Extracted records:
________
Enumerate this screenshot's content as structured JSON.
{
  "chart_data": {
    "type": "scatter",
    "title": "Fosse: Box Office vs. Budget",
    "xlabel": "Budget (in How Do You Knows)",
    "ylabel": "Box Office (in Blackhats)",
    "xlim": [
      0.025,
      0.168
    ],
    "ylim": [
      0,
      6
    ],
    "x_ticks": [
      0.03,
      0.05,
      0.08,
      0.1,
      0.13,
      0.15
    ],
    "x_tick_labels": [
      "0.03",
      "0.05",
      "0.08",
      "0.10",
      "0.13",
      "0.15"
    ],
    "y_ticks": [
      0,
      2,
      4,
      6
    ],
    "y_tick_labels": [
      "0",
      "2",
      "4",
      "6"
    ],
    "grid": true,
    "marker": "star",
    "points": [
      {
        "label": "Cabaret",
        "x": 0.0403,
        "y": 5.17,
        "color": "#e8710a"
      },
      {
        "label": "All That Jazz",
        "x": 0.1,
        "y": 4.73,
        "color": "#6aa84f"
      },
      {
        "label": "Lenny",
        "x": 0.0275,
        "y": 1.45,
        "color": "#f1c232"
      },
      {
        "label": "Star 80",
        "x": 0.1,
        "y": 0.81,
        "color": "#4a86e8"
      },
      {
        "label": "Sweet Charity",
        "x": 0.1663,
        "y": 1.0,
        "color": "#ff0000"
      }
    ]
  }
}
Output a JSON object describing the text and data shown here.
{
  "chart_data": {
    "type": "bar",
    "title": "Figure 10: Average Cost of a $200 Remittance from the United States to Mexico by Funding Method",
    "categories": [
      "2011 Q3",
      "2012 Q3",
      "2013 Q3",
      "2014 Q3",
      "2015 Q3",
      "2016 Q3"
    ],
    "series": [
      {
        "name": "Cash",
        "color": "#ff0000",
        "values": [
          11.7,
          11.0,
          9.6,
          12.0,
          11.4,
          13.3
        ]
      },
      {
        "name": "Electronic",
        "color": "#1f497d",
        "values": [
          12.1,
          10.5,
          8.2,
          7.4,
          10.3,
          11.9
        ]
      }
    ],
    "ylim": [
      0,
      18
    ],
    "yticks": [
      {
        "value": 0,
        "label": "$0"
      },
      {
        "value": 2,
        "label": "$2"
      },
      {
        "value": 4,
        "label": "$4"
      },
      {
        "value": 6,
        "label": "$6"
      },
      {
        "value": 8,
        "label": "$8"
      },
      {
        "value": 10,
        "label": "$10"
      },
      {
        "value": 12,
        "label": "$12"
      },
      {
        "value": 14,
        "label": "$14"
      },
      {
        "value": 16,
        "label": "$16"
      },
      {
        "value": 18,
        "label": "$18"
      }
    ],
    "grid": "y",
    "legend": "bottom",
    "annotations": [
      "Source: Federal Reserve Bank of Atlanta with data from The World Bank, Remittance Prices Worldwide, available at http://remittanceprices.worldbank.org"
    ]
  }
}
________
DIRECTION | Return the material in full, exactly as shown.

RESULT OF THIS EXERCISE |
Enumerate this screenshot's content as structured JSON.
{
  "chart_data": {
    "type": "scatter",
    "title": "Fosse: Box Office vs. Budget",
    "xlabel": "Budget (in How Do You Knows)",
    "ylabel": "Box Office (in Blackhats)",
    "xlim": [
      0.025,
      0.168
    ],
    "ylim": [
      0,
      6
    ],
    "x_ticks": [
      0.03,
      0.05,
      0.08,
      0.1,
      0.13,
      0.15
    ],
    "x_tick_labels": [
      "0.03",
      "0.05",
      "0.08",
      "0.10",
      "0.13",
      "0.15"
    ],
    "y_ticks": [
      0,
      2,
      4,
      6
    ],
    "y_tick_labels": [
      "0",
      "2",
      "4",
      "6"
    ],
    "grid": true,
    "marker": "star",
    "points": [
      {
        "label": "Cabaret",
        "x": 0.0403,
        "y": 5.17,
        "color": "#e8710a"
      },
      {
        "label": "All That Jazz",
        "x": 0.1,
        "y": 4.73,
        "color": "#6aa84f"
      },
      {
        "label": "Lenny",
        "x": 0.0275,
        "y": 1.45,
        "color": "#f1c232"
      },
      {
        "label": "Star 80",
        "x": 0.1,
        "y": 0.81,
        "color": "#4a86e8"
      },
      {
        "label": "Sweet Charity",
        "x": 0.1663,
        "y": 1.0,
        "color": "#ff0000"
      }
    ]
  }
}
Output a JSON object describing the text and data shown here.
{
  "chart_data": {
    "type": "bar",
    "title": "Figure 10: Average Cost of a $200 Remittance from the United States to Mexico by Funding Method",
    "categories": [
      "2011 Q3",
      "2012 Q3",
      "2013 Q3",
      "2014 Q3",
      "2015 Q3",
      "2016 Q3"
    ],
    "series": [
      {
        "name": "Cash",
        "color": "#ff0000",
        "values": [
          11.7,
          11.0,
          9.6,
          12.0,
          11.4,
          13.3
        ]
      },
      {
        "name": "Electronic",
        "color": "#1f497d",
        "values": [
          12.1,
          10.5,
          8.2,
          7.4,
          10.3,
          11.9
        ]
      }
    ],
    "ylim": [
      0,
      18
    ],
    "yticks": [
      {
        "value": 0,
        "label": "$0"
      },
      {
        "value": 2,
        "label": "$2"
      },
      {
        "value": 4,
        "label": "$4"
      },
      {
        "value": 6,
        "label": "$6"
      },
      {
        "value": 8,
        "label": "$8"
      },
      {
        "value": 10,
        "label": "$10"
      },
      {
        "value": 12,
        "label": "$12"
      },
      {
        "value": 14,
        "label": "$14"
      },
      {
        "value": 16,
        "label": "$16"
      },
      {
        "value": 18,
        "label": "$18"
      }
    ],
    "grid": "y",
    "legend": "bottom",
    "annotations": [
      "Source: Federal Reserve Bank of Atlanta with data from The World Bank, Remittance Prices Worldwide, available at http://remittanceprices.worldbank.org"
    ]
  }
}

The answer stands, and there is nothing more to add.